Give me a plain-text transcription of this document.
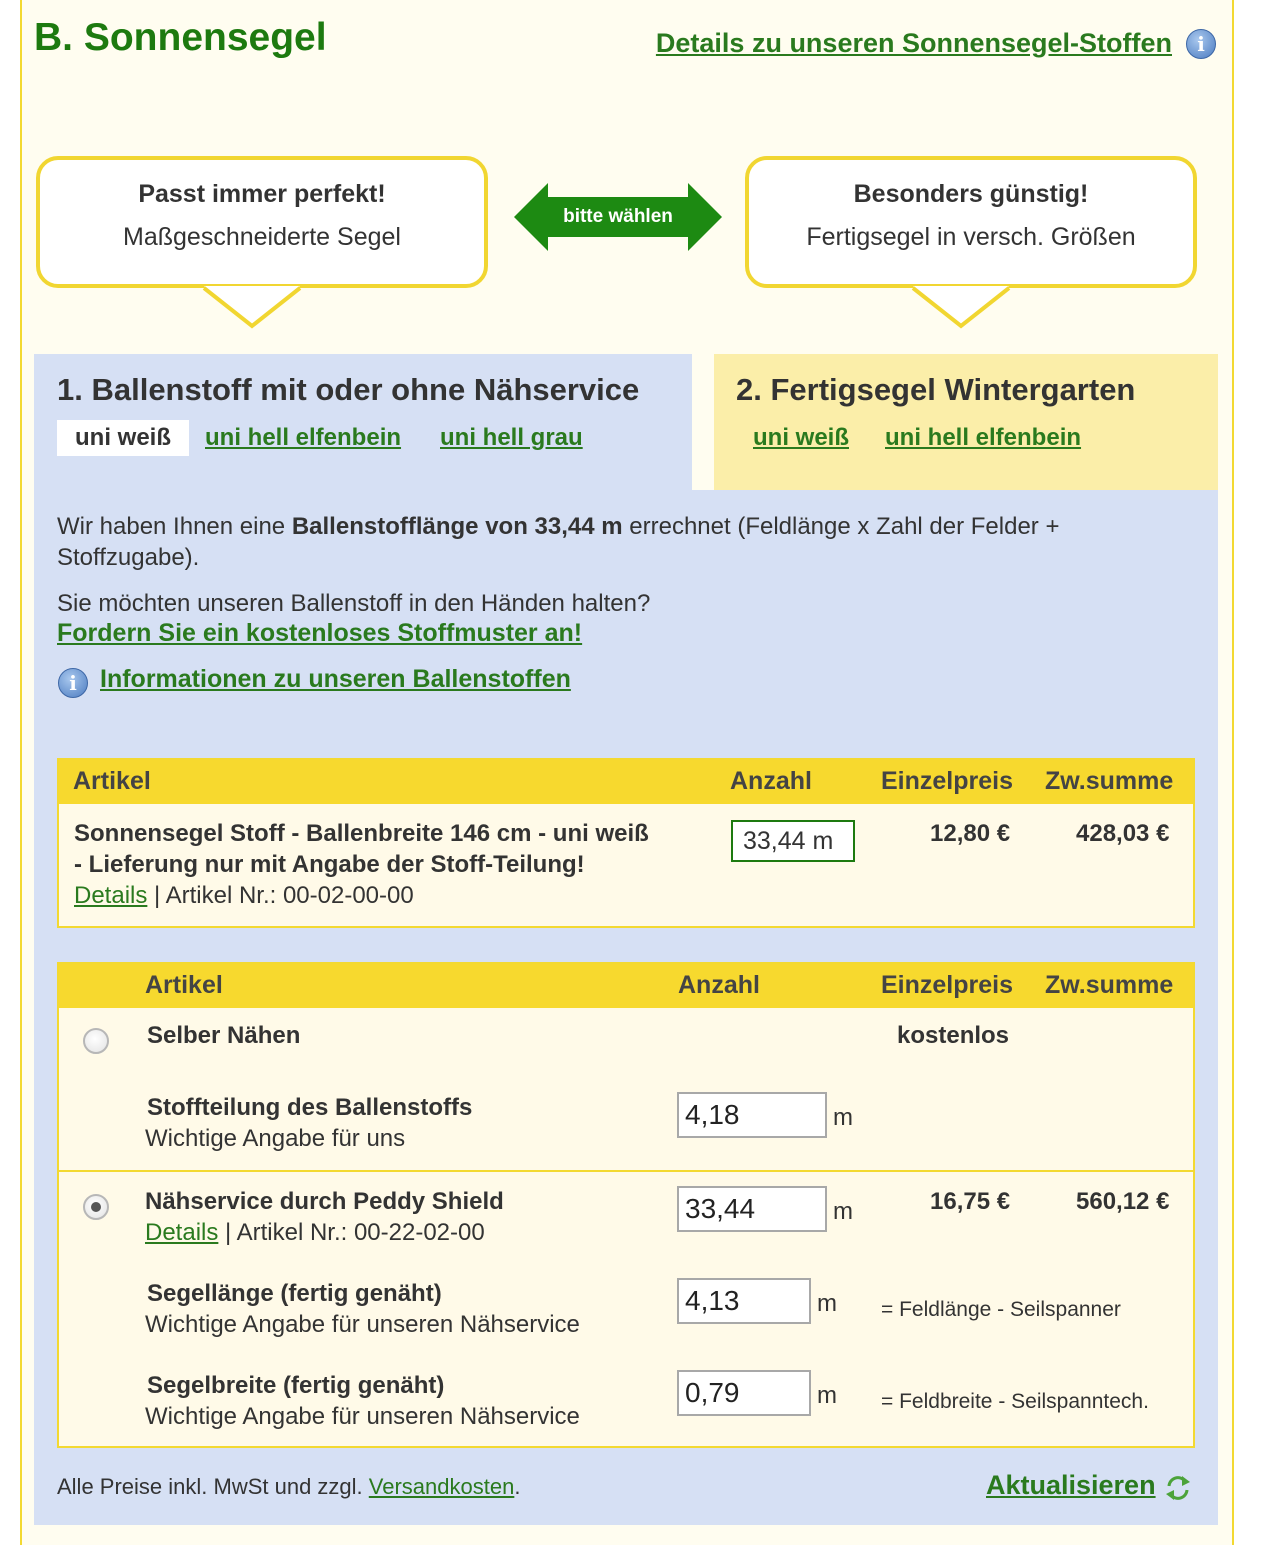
B. Sonnensegel	Details zu unseren Sonnensegel-Stoffen	i
Passt immer perfekt!
Maßgeschneiderte Segel
bitte wählen
Besonders günstig!
Fertigsegel in versch. Größen
1. Ballenstoff mit oder ohne Nähservice	2. Fertigsegel Wintergarten
uni weiß	uni hell elfenbein uni hell grau	uni weiß uni hell elfenbein
Wir haben Ihnen eine Ballenstofflänge von 33,44 m errechnet (Feldlänge x Zahl der Felder +
Stoffzugabe).
Sie möchten unseren Ballenstoff in den Händen halten?
Fordern Sie ein kostenloses Stoffmuster an!
i Informationen zu unseren Ballenstoffen
Artikel	Anzahl	Einzelpreis Zw.summe
Sonnensegel Stoff - Ballenbreite 146 cm - uni weiß
- Lieferung nur mit Angabe der Stoff-Teilung!
Details | Artikel Nr.: 00-02-00-00
33,44 m	12,80 €	428,03 €
Artikel	Anzahl	Einzelpreis Zw.summe
Selber Nähen	kostenlos
Stoffteilung des Ballenstoffs
Wichtige Angabe für uns
4,18	m
Nähservice durch Peddy Shield
Details | Artikel Nr.: 00-22-02-00
33,44	m	16,75 €	560,12 €
Segellänge (fertig genäht)
Wichtige Angabe für unseren Nähservice
4,13	m = Feldlänge - Seilspanner
Segelbreite (fertig genäht)
Wichtige Angabe für unseren Nähservice
0,79	m = Feldbreite - Seilspanntech.
Alle Preise inkl. MwSt und zzgl. Versandkosten.	Aktualisieren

Exercise objective =
Drop the images and repeat the data exactly.

Result below =
Give me a plain-text transcription of this document.
B. Sonnensegel	Details zu unseren Sonnensegel-Stoffen	i
Passt immer perfekt!
Maßgeschneiderte Segel
bitte wählen
Besonders günstig!
Fertigsegel in versch. Größen
1. Ballenstoff mit oder ohne Nähservice	2. Fertigsegel Wintergarten
uni weiß	uni hell elfenbein uni hell grau	uni weiß uni hell elfenbein
Wir haben Ihnen eine Ballenstofflänge von 33,44 m errechnet (Feldlänge x Zahl der Felder +
Stoffzugabe).
Sie möchten unseren Ballenstoff in den Händen halten?
Fordern Sie ein kostenloses Stoffmuster an!
i Informationen zu unseren Ballenstoffen
Artikel	Anzahl	Einzelpreis Zw.summe
Sonnensegel Stoff - Ballenbreite 146 cm - uni weiß
- Lieferung nur mit Angabe der Stoff-Teilung!
Details | Artikel Nr.: 00-02-00-00
33,44 m	12,80 €	428,03 €
Artikel	Anzahl	Einzelpreis Zw.summe
Selber Nähen	kostenlos
Stoffteilung des Ballenstoffs
Wichtige Angabe für uns
4,18	m
Nähservice durch Peddy Shield
Details | Artikel Nr.: 00-22-02-00
33,44	m	16,75 €	560,12 €
Segellänge (fertig genäht)
Wichtige Angabe für unseren Nähservice
4,13	m = Feldlänge - Seilspanner
Segelbreite (fertig genäht)
Wichtige Angabe für unseren Nähservice
0,79	m = Feldbreite - Seilspanntech.
Alle Preise inkl. MwSt und zzgl. Versandkosten.	Aktualisieren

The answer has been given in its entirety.